** DO THIS **
Write out the material exactly, without any of its pictures.

** EXERCISE MATERIAL **
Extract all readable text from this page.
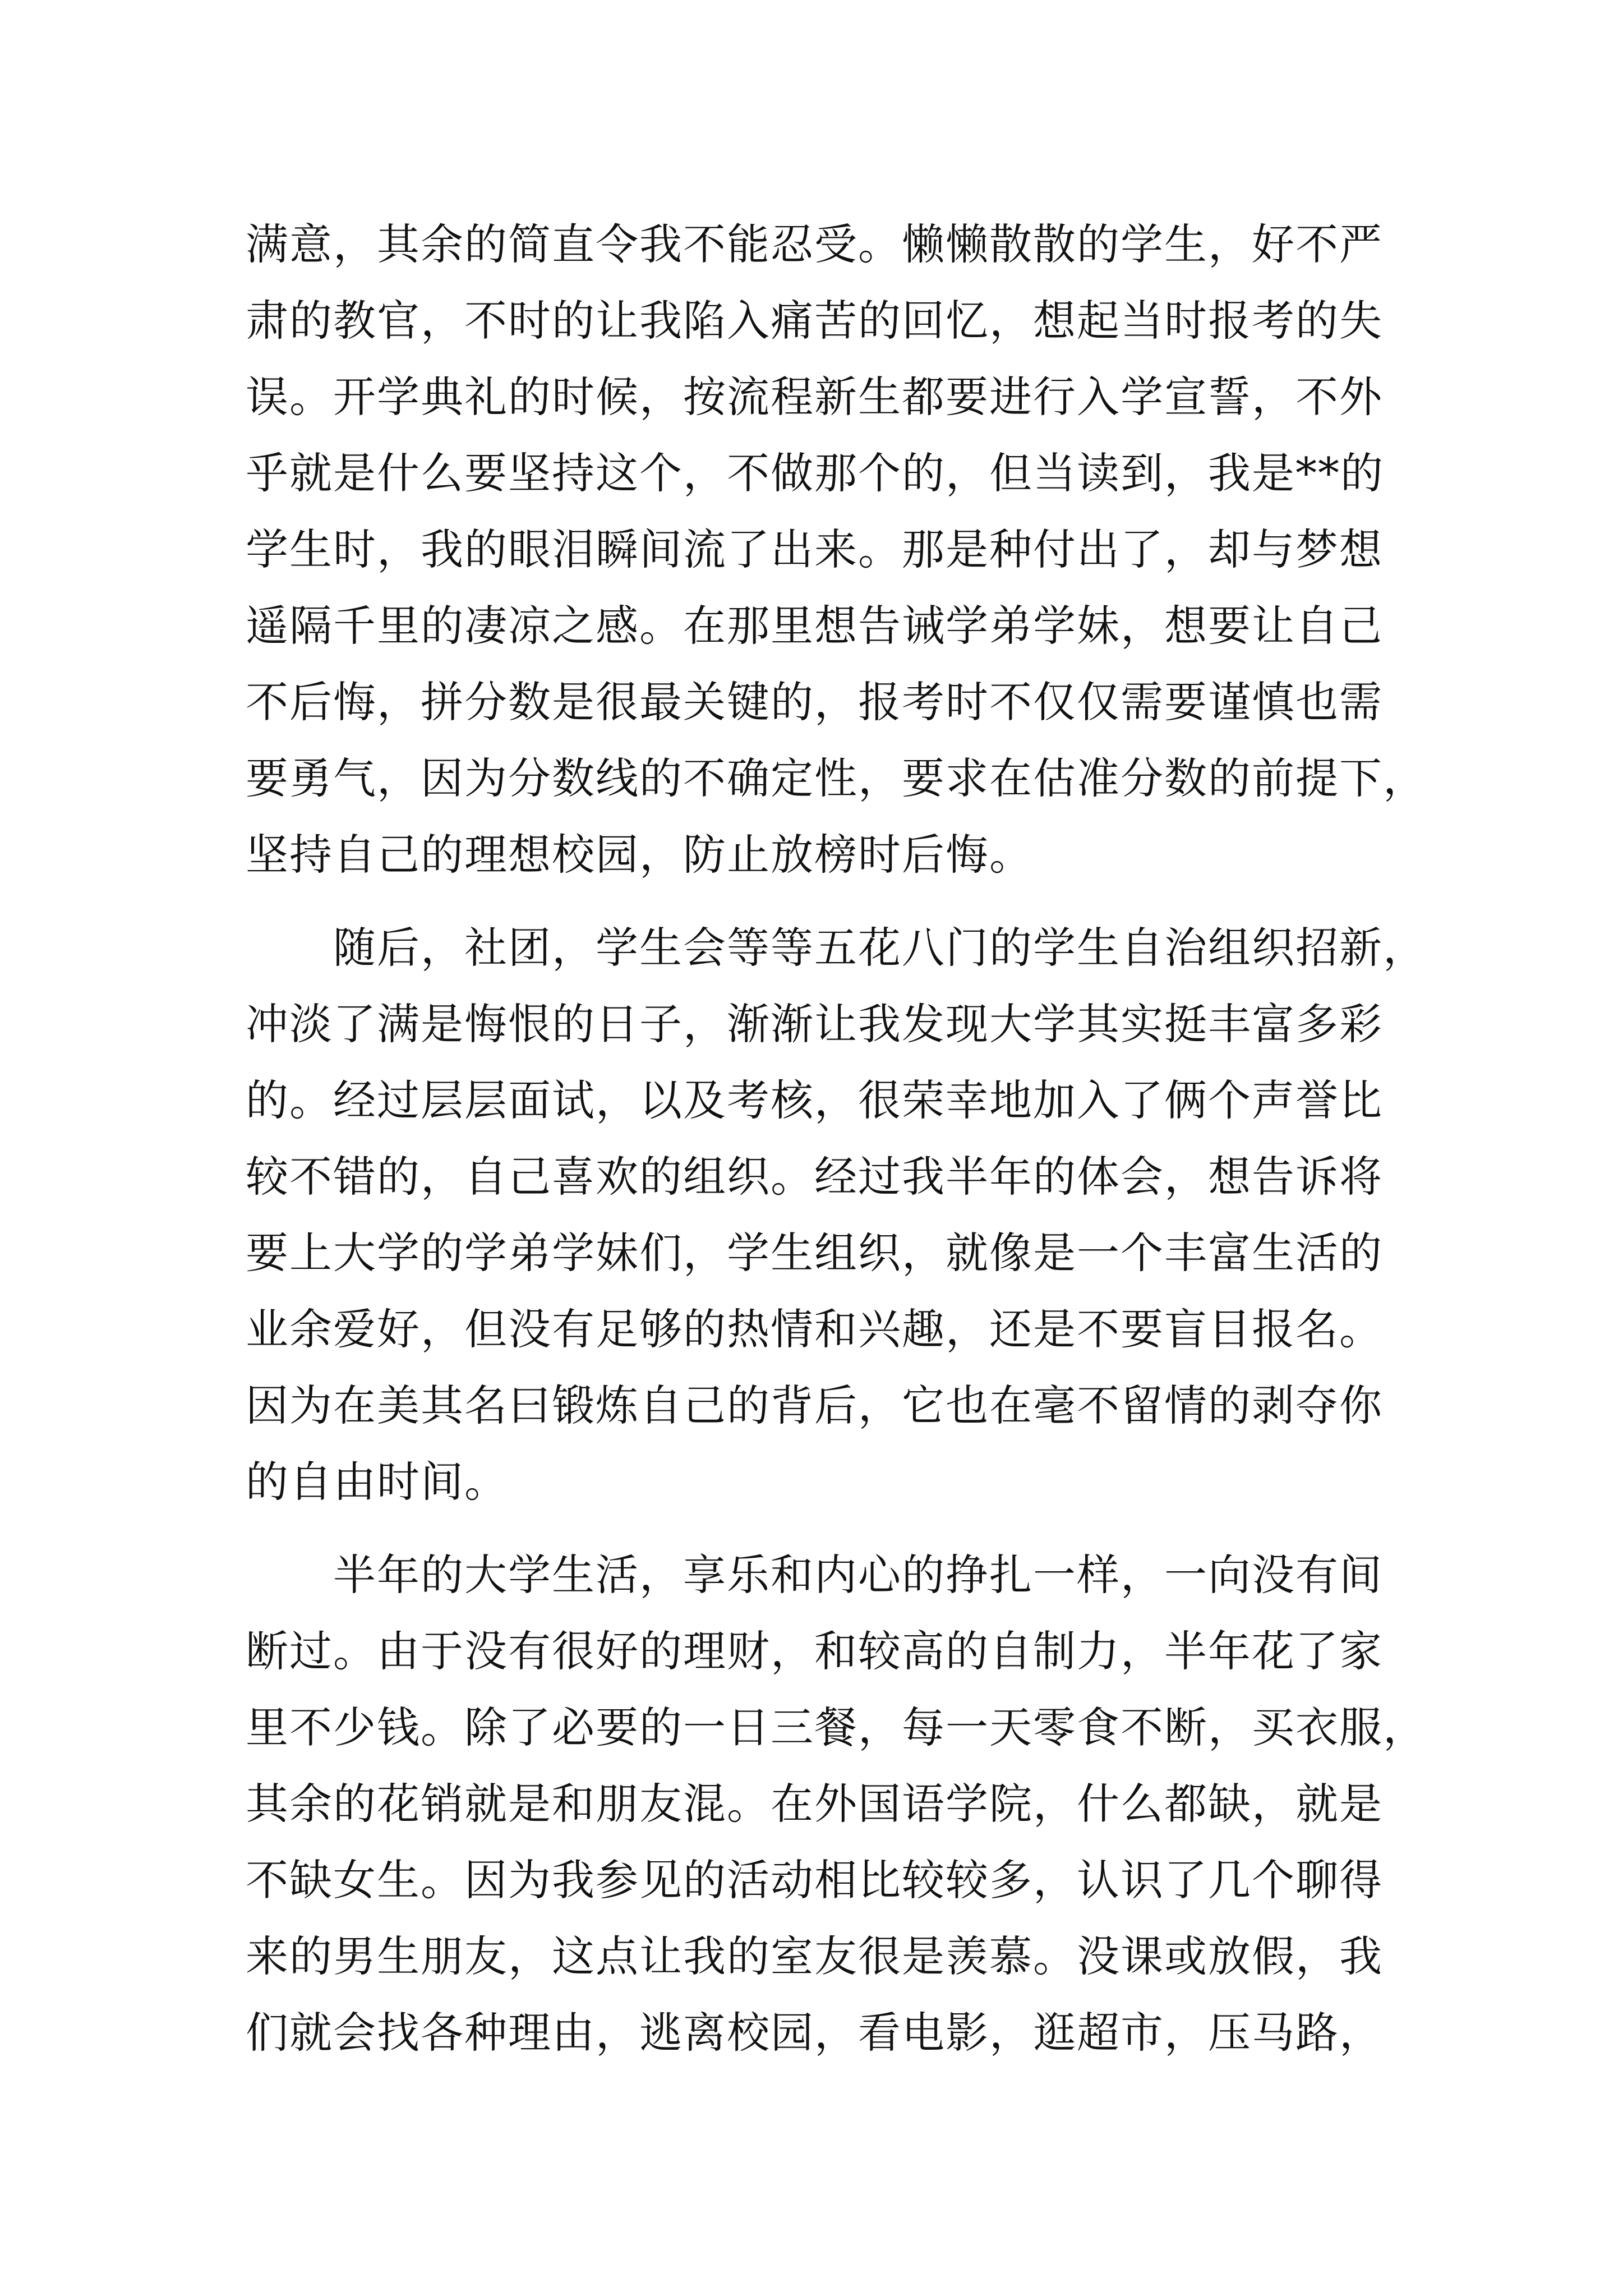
满意，其余的简直令我不能忍受。懒懒散散的学生，好不严
肃的教官，不时的让我陷入痛苦的回忆，想起当时报考的失
误。开学典礼的时候，按流程新生都要进行入学宣誓，不外
乎就是什么要坚持这个，不做那个的，但当读到，我是**的
学生时，我的眼泪瞬间流了出来。那是种付出了，却与梦想
遥隔千里的凄凉之感。在那里想告诫学弟学妹，想要让自己
不后悔，拼分数是很最关键的，报考时不仅仅需要谨慎也需
要勇气，因为分数线的不确定性，要求在估准分数的前提下，
坚持自己的理想校园，防止放榜时后悔。
　　随后，社团，学生会等等五花八门的学生自治组织招新，
冲淡了满是悔恨的日子，渐渐让我发现大学其实挺丰富多彩
的。经过层层面试，以及考核，很荣幸地加入了俩个声誉比
较不错的，自己喜欢的组织。经过我半年的体会，想告诉将
要上大学的学弟学妹们，学生组织，就像是一个丰富生活的
业余爱好，但没有足够的热情和兴趣，还是不要盲目报名。
因为在美其名曰锻炼自己的背后，它也在毫不留情的剥夺你
的自由时间。
　　半年的大学生活，享乐和内心的挣扎一样，一向没有间
断过。由于没有很好的理财，和较高的自制力，半年花了家
里不少钱。除了必要的一日三餐，每一天零食不断，买衣服，
其余的花销就是和朋友混。在外国语学院，什么都缺，就是
不缺女生。因为我参见的活动相比较较多，认识了几个聊得
来的男生朋友，这点让我的室友很是羡慕。没课或放假，我
们就会找各种理由，逃离校园，看电影，逛超市，压马路，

** WORKED SOLUTION **
Extract all readable text from this page.
满意，其余的简直令我不能忍受。懒懒散散的学生，好不严
肃的教官，不时的让我陷入痛苦的回忆，想起当时报考的失
误。开学典礼的时候，按流程新生都要进行入学宣誓，不外
乎就是什么要坚持这个，不做那个的，但当读到，我是**的
学生时，我的眼泪瞬间流了出来。那是种付出了，却与梦想
遥隔千里的凄凉之感。在那里想告诫学弟学妹，想要让自己
不后悔，拼分数是很最关键的，报考时不仅仅需要谨慎也需
要勇气，因为分数线的不确定性，要求在估准分数的前提下，
坚持自己的理想校园，防止放榜时后悔。
　　随后，社团，学生会等等五花八门的学生自治组织招新，
冲淡了满是悔恨的日子，渐渐让我发现大学其实挺丰富多彩
的。经过层层面试，以及考核，很荣幸地加入了俩个声誉比
较不错的，自己喜欢的组织。经过我半年的体会，想告诉将
要上大学的学弟学妹们，学生组织，就像是一个丰富生活的
业余爱好，但没有足够的热情和兴趣，还是不要盲目报名。
因为在美其名曰锻炼自己的背后，它也在毫不留情的剥夺你
的自由时间。
　　半年的大学生活，享乐和内心的挣扎一样，一向没有间
断过。由于没有很好的理财，和较高的自制力，半年花了家
里不少钱。除了必要的一日三餐，每一天零食不断，买衣服，
其余的花销就是和朋友混。在外国语学院，什么都缺，就是
不缺女生。因为我参见的活动相比较较多，认识了几个聊得
来的男生朋友，这点让我的室友很是羡慕。没课或放假，我
们就会找各种理由，逃离校园，看电影，逛超市，压马路，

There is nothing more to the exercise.